Task details — Copy out the lines that have "location" in them.

---------- Material provided ----------

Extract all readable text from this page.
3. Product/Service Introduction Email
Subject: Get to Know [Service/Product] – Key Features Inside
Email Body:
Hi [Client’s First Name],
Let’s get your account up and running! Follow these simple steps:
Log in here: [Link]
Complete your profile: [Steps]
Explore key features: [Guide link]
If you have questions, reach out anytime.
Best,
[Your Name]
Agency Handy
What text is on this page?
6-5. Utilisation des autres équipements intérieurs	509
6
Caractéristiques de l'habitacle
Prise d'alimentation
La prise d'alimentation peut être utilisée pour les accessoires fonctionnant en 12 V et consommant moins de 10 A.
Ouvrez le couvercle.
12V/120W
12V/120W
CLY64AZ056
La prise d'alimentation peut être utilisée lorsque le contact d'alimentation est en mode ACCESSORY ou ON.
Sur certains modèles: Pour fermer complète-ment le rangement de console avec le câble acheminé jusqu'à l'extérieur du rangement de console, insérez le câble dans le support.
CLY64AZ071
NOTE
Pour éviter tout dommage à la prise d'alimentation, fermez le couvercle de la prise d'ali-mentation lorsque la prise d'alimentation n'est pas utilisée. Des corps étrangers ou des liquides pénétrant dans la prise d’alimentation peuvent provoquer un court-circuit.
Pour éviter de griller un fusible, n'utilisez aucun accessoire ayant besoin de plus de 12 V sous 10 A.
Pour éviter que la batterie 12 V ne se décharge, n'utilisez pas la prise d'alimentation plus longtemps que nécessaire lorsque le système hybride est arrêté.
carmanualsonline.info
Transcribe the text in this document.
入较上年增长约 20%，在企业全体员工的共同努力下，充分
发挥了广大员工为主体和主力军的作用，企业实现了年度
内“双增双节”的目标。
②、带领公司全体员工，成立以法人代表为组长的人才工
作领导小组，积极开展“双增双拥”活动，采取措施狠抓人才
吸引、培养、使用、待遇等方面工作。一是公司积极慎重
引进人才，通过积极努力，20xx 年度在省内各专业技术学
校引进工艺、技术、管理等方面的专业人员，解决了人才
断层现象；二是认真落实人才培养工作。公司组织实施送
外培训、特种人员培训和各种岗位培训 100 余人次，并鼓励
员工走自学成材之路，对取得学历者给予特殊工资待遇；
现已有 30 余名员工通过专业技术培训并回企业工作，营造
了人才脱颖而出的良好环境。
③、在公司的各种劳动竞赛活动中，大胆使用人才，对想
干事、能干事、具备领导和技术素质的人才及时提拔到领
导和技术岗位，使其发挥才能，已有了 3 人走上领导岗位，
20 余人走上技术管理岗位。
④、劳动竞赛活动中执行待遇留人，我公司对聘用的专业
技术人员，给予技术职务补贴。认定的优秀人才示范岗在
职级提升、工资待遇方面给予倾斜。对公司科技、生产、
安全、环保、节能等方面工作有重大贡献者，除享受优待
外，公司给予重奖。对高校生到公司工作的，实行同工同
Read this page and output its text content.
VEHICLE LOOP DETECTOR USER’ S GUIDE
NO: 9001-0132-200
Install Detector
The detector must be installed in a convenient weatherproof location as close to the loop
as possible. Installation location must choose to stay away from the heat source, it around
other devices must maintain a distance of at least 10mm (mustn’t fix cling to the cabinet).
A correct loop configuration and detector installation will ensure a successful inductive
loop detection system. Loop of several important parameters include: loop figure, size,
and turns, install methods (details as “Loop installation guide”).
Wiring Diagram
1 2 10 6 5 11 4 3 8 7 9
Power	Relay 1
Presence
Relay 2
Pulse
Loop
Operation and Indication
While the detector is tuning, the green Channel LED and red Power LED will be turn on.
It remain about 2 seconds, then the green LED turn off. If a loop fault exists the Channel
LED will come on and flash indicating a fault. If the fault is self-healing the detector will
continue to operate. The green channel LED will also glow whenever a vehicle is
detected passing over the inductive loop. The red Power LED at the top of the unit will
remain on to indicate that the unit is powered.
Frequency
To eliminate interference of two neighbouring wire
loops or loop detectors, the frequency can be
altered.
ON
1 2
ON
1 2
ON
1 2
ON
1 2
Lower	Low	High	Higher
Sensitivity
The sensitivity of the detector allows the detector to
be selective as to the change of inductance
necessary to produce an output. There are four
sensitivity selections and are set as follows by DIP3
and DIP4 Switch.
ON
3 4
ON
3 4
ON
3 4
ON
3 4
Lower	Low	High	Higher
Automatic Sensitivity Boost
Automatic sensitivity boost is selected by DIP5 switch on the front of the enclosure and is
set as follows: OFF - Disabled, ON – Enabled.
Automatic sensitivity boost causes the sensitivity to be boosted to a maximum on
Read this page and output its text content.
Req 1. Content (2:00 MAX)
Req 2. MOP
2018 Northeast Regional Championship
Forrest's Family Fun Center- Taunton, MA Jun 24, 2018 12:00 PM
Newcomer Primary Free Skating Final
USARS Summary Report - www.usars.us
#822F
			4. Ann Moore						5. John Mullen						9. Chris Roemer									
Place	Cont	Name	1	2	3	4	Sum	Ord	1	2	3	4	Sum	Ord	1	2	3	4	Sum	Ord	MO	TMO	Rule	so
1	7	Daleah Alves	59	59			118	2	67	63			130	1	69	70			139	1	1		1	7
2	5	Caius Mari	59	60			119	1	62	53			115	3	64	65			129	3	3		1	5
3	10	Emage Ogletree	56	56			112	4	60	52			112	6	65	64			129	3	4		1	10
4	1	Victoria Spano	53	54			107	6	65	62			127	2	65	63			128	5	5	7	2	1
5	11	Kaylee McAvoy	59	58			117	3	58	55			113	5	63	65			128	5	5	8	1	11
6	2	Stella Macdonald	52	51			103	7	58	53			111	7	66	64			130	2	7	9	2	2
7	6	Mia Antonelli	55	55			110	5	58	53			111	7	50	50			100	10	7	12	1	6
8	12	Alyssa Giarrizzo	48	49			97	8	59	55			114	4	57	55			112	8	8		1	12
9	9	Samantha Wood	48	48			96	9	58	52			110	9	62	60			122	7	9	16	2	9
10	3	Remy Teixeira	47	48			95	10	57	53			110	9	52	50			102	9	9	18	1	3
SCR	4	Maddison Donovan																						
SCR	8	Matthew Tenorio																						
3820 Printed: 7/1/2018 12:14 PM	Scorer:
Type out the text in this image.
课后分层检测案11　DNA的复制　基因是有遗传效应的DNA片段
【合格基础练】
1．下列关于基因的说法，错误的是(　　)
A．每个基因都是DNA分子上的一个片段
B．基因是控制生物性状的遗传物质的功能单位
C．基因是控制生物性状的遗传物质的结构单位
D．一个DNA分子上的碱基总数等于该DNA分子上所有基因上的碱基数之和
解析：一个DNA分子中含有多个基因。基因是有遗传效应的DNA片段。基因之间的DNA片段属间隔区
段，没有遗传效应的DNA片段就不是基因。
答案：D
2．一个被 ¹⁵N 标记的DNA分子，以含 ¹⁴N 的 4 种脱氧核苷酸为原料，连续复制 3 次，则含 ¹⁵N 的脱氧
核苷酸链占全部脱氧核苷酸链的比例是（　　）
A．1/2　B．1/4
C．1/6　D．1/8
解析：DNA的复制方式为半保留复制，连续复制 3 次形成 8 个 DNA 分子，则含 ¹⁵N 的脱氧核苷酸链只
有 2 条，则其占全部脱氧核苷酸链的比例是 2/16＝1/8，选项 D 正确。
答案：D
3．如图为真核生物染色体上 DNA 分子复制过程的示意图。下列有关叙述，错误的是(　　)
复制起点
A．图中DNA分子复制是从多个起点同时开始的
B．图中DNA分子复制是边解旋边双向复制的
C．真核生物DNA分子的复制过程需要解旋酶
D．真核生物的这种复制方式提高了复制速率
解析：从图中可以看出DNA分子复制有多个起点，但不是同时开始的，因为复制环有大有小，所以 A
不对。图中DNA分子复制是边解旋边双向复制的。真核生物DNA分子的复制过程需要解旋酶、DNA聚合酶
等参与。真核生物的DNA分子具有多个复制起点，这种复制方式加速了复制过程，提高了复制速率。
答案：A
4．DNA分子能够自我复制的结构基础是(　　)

----------

Exercise solution —
The detector must be installed in a convenient weatherproof location as close to the loop
as possible. Installation location must choose to stay away from the heat source, it around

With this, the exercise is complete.